* _Given request_
Word for word, print each line of the listing below; pictures stay out.

(Stored data entries)

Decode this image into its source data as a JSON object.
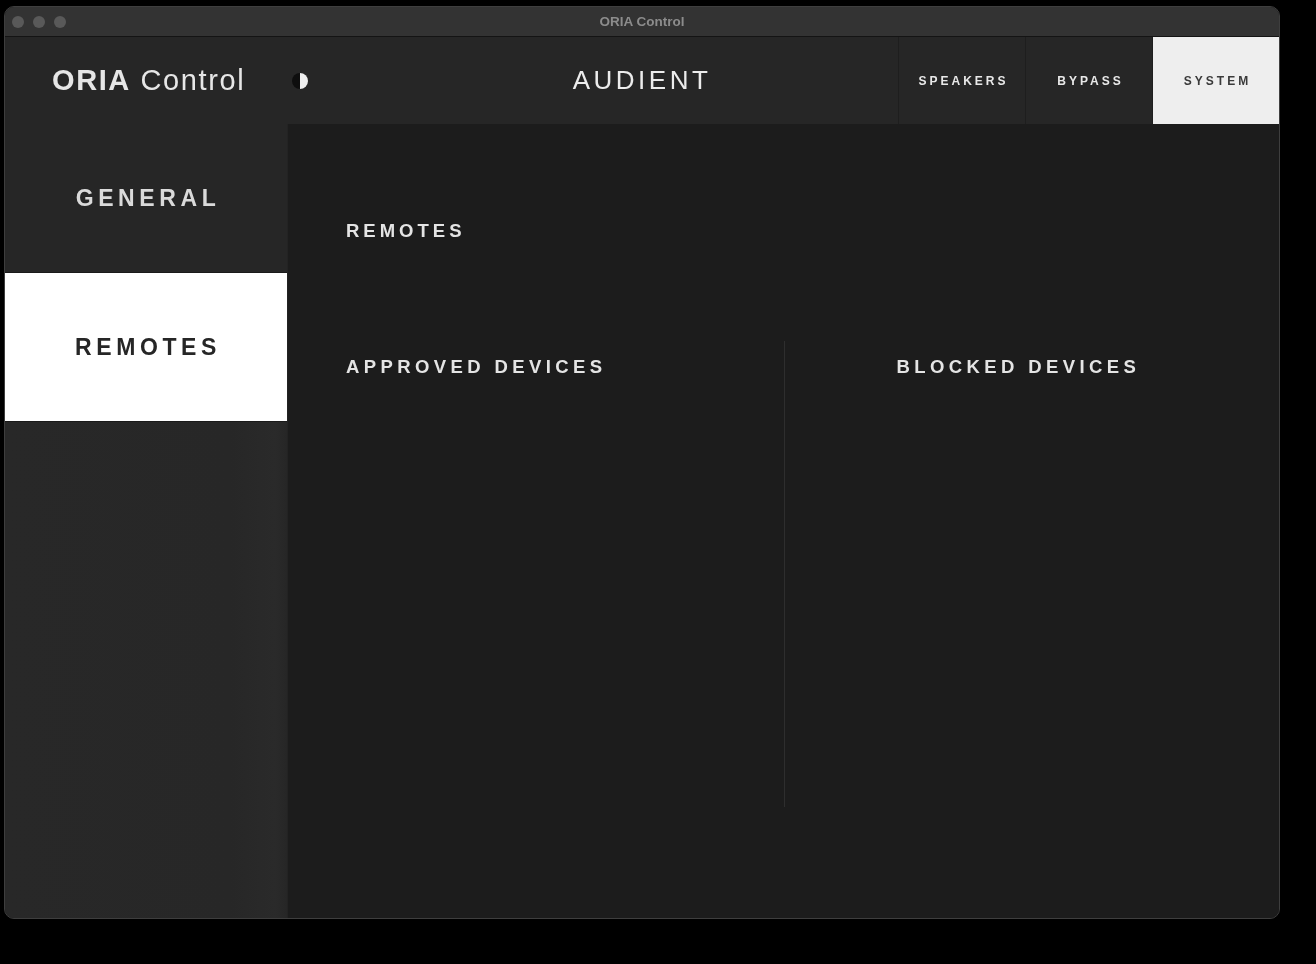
{
  "window": {
    "title": "ORIA Control"
  },
  "header": {
    "logo": "**ORIA** Control",
    "brand": "AUDIENT"
  },
  "tabs": [
    {
      "label": "SPEAKERS",
      "selected": false
    },
    {
      "label": "BYPASS",
      "selected": false
    },
    {
      "label": "SYSTEM",
      "selected": true
    }
  ],
  "sidebar": {
    "items": [
      {
        "label": "GENERAL",
        "selected": false
      },
      {
        "label": "REMOTES",
        "selected": true
      }
    ]
  },
  "content": {
    "title": "REMOTES",
    "columns": [
      {
        "heading": "APPROVED DEVICES"
      },
      {
        "heading": "BLOCKED DEVICES"
      }
    ]
  }
}
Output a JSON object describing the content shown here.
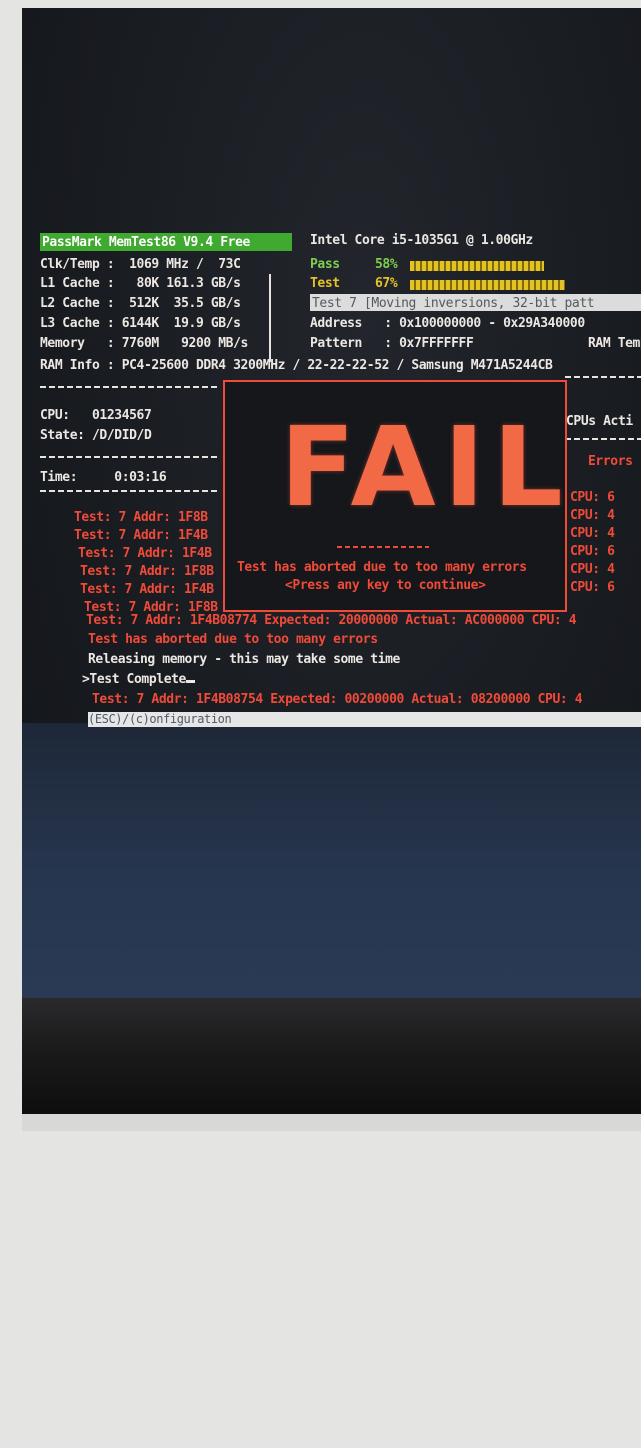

* _Correct answer_
Decode this image into its source data as a JSON object.
{
  "window": {
    "title": "ORIA Control"
  },
  "header": {
    "logo": "**ORIA** Control",
    "brand": "AUDIENT"
  },
  "tabs": [
    {
      "label": "SPEAKERS",
      "selected": false
    },
    {
      "label": "BYPASS",
      "selected": false
    },
    {
      "label": "SYSTEM",
      "selected": true
    }
  ],
  "sidebar": {
    "items": [
      {
        "label": "GENERAL",
        "selected": false
      },
      {
        "label": "REMOTES",
        "selected": true
      }
    ]
  },
  "content": {
    "title": "REMOTES",
    "columns": [
      {
        "heading": "APPROVED DEVICES"
      },
      {
        "heading": "BLOCKED DEVICES"
      }
    ]
  }
}
Output a JSON object describing the content shown here.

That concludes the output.